Given exercise: Output every line of the material exactly, omitting images.

Collected data
========================================================================

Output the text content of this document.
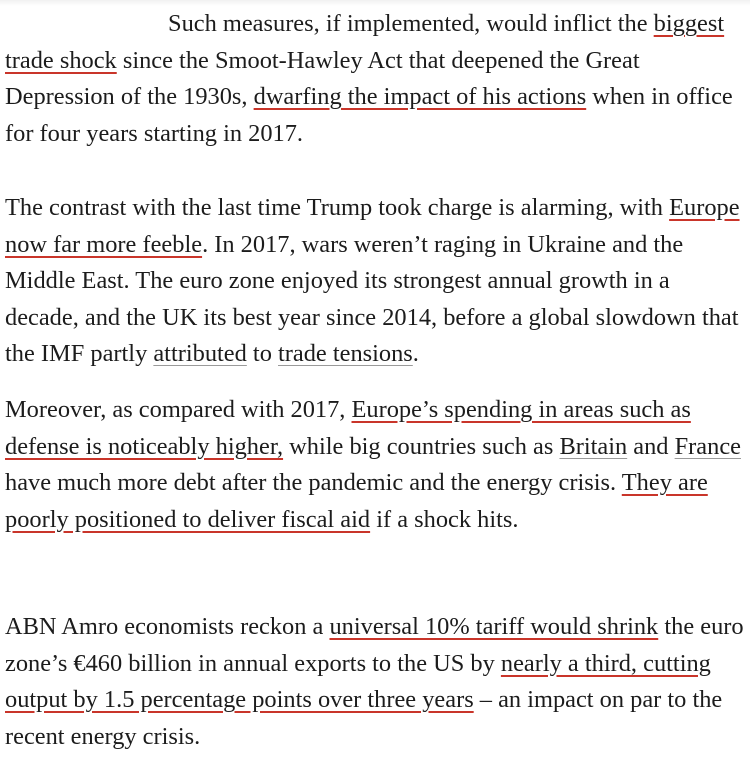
Such measures, if implemented, would inflict the biggest trade shock since the Smoot-Hawley Act that deepened the Great Depression of the 1930s, dwarfing the impact of his actions when in office for four years starting in 2017.

The contrast with the last time Trump took charge is alarming, with Europe now far more feeble. In 2017, wars weren’t raging in Ukraine and the Middle East. The euro zone enjoyed its strongest annual growth in a decade, and the UK its best year since 2014, before a global slowdown that the IMF partly attributed to trade tensions.

Moreover, as compared with 2017, Europe’s spending in areas such as defense is noticeably higher, while big countries such as Britain and France have much more debt after the pandemic and the energy crisis. They are poorly positioned to deliver fiscal aid if a shock hits.

ABN Amro economists reckon a universal 10% tariff would shrink the euro zone’s €460 billion in annual exports to the US by nearly a third, cutting output by 1.5 percentage points over three years – an impact on par to the recent energy crisis.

========================================================================

Answer to this problem:
Output the text content of this document.
Such measures, if implemented, would inflict the biggest trade shock since the Smoot-Hawley Act that deepened the Great Depression of the 1930s, dwarfing the impact of his actions when in office for four years starting in 2017.

The contrast with the last time Trump took charge is alarming, with Europe now far more feeble. In 2017, wars weren’t raging in Ukraine and the Middle East. The euro zone enjoyed its strongest annual growth in a decade, and the UK its best year since 2014, before a global slowdown that the IMF partly attributed to trade tensions.

Moreover, as compared with 2017, Europe’s spending in areas such as defense is noticeably higher, while big countries such as Britain and France have much more debt after the pandemic and the energy crisis. They are poorly positioned to deliver fiscal aid if a shock hits.

ABN Amro economists reckon a universal 10% tariff would shrink the euro zone’s €460 billion in annual exports to the US by nearly a third, cutting output by 1.5 percentage points over three years – an impact on par to the recent energy crisis.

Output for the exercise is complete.